| TASK STATEMENT |
Each line of the listing that contains the word "sufficient" is to be copied.

Dataset entries on figures
____

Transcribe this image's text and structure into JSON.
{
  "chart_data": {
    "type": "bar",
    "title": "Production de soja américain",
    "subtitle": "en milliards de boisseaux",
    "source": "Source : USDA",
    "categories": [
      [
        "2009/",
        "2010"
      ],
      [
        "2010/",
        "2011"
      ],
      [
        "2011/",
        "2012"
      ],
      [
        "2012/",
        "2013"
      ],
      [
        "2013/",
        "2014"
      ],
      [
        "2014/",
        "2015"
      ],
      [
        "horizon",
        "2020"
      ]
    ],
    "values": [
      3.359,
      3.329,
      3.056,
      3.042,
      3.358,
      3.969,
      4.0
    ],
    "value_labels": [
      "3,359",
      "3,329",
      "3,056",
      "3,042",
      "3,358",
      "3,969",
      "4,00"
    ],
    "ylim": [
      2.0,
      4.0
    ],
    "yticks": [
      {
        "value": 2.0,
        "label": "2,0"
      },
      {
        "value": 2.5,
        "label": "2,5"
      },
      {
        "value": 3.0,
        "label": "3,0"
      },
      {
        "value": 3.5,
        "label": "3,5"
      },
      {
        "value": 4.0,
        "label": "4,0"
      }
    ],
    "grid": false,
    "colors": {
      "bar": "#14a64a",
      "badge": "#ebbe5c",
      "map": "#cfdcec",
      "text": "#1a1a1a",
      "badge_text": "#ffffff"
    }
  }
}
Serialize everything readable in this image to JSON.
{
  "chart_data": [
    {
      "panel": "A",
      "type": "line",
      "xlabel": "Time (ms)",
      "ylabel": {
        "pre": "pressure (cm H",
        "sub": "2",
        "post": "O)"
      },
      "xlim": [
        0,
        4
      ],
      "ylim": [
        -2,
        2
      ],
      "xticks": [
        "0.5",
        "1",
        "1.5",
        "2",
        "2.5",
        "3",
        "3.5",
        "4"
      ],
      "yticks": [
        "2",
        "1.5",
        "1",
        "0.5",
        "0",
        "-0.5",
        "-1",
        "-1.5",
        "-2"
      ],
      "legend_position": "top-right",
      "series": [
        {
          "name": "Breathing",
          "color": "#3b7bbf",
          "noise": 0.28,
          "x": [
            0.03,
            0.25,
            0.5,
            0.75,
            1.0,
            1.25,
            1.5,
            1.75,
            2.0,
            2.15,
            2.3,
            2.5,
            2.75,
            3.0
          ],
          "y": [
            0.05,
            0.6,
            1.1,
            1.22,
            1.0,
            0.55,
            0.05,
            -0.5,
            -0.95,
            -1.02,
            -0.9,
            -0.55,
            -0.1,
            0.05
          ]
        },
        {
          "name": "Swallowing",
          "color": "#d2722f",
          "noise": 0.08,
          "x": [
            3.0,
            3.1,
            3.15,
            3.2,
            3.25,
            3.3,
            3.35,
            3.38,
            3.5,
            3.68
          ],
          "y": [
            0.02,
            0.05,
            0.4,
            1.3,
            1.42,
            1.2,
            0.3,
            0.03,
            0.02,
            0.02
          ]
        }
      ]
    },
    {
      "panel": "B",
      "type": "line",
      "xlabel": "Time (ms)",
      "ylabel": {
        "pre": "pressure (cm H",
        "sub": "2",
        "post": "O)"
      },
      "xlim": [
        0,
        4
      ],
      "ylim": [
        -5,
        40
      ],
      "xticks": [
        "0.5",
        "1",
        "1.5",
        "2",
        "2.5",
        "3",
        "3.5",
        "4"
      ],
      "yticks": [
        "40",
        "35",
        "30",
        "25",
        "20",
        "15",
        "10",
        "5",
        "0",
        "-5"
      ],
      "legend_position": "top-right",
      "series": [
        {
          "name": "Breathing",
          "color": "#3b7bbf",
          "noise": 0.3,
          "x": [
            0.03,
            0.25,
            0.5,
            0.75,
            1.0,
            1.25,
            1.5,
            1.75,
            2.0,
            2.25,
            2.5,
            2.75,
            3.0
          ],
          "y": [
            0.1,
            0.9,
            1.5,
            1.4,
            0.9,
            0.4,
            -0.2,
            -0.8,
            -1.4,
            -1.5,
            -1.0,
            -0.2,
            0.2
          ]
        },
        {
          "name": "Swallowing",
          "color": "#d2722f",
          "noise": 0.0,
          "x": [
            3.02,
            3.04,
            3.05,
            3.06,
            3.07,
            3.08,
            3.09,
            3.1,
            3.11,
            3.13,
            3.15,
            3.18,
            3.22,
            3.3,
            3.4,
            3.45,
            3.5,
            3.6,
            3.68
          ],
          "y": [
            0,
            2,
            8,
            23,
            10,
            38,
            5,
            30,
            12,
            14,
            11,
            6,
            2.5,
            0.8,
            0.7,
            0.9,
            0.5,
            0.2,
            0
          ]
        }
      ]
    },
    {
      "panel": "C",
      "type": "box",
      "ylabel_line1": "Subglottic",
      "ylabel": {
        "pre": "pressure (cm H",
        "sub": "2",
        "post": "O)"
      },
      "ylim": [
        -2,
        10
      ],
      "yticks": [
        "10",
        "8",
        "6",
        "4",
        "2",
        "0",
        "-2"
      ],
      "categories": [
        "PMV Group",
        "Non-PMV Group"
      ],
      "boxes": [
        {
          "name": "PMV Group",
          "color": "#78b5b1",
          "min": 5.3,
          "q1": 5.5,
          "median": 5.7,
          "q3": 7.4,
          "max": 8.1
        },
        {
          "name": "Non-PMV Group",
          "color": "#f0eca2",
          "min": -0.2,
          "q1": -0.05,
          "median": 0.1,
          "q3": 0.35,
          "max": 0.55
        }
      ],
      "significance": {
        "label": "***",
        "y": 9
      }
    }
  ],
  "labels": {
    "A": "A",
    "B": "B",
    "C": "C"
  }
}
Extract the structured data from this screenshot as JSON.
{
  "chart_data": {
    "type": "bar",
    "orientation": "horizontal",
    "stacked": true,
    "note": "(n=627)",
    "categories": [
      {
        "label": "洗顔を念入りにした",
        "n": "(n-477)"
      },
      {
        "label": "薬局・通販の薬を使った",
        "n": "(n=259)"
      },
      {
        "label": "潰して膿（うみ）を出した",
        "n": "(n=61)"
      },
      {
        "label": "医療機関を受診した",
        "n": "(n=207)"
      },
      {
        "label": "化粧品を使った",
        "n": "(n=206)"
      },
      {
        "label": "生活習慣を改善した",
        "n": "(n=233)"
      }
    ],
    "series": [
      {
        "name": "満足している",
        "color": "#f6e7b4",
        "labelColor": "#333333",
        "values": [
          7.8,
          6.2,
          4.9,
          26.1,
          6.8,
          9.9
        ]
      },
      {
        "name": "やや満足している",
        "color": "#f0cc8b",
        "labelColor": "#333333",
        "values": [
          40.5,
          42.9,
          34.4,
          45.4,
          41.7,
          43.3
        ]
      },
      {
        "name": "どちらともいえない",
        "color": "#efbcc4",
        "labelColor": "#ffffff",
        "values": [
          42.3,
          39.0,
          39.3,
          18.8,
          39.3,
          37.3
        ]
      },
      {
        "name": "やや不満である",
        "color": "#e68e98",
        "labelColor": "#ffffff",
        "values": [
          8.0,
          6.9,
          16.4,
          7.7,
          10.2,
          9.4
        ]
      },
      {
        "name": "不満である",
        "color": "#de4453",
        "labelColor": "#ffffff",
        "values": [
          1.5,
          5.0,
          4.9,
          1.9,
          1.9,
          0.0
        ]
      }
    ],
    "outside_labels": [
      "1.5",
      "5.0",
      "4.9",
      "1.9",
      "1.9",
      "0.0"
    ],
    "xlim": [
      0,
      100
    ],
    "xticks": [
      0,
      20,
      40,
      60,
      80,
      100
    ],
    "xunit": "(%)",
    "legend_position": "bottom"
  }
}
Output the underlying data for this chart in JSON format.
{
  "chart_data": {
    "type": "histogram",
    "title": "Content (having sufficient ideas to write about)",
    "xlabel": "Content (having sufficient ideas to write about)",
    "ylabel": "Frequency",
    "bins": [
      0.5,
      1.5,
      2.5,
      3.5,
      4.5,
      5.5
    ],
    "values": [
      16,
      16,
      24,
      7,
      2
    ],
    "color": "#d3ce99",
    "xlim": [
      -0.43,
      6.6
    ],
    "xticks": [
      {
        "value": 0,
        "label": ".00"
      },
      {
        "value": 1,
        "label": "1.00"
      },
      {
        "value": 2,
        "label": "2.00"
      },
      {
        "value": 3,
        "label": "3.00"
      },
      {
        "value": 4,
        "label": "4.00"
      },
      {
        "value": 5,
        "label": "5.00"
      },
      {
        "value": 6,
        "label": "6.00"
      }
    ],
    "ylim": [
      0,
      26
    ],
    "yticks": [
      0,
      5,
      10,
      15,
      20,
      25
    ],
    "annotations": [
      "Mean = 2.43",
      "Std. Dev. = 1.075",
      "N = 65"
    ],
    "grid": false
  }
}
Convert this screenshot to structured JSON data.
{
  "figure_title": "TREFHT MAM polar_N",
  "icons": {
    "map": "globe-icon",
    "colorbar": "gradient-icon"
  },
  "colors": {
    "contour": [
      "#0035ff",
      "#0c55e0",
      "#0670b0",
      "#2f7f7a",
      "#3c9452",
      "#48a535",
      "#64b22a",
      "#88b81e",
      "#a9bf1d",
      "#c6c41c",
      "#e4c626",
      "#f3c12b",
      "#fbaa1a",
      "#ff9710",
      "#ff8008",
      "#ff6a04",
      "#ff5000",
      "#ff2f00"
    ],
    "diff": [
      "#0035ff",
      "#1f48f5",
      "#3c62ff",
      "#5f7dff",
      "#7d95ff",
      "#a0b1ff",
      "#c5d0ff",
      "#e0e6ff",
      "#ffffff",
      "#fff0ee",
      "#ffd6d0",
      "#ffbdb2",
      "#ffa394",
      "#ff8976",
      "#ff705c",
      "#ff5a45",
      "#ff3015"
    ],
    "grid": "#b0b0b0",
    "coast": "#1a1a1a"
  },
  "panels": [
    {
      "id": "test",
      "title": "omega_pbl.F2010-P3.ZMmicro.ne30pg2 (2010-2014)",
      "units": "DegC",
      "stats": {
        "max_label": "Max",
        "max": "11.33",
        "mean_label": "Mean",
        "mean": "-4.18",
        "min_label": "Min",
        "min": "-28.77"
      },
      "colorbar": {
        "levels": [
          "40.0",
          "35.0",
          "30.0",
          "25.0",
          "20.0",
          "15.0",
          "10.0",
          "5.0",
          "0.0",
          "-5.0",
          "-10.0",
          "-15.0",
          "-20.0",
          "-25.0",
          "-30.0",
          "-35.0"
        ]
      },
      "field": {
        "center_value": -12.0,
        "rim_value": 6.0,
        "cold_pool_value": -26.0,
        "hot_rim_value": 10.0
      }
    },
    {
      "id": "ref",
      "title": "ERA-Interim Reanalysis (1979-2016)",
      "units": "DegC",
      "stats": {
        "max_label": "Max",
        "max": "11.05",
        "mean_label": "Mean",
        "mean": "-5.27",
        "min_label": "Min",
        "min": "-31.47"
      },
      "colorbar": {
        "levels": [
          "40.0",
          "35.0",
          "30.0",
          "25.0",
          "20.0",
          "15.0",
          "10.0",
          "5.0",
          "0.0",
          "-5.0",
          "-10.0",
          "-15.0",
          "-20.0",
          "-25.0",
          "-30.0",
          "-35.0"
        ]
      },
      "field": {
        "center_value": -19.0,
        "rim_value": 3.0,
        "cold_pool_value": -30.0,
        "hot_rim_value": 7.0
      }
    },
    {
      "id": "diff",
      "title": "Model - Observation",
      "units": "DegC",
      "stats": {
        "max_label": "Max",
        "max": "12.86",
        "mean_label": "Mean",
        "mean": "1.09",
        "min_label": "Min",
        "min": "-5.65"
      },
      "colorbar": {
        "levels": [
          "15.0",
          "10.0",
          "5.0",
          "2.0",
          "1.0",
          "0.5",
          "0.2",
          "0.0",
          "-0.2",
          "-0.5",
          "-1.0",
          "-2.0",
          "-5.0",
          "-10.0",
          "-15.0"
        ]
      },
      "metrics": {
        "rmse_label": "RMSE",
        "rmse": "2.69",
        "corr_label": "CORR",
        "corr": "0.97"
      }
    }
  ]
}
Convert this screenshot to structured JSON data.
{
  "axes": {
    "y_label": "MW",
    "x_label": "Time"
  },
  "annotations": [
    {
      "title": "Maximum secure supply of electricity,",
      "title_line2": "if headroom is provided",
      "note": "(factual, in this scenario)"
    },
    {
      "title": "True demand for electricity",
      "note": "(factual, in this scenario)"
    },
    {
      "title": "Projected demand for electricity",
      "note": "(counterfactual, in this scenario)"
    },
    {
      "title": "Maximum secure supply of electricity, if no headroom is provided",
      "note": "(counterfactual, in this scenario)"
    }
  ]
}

____

| FINISHED TASK |
    "title": "Content (having sufficient ideas to write about)",
    "xlabel": "Content (having sufficient ideas to write about)",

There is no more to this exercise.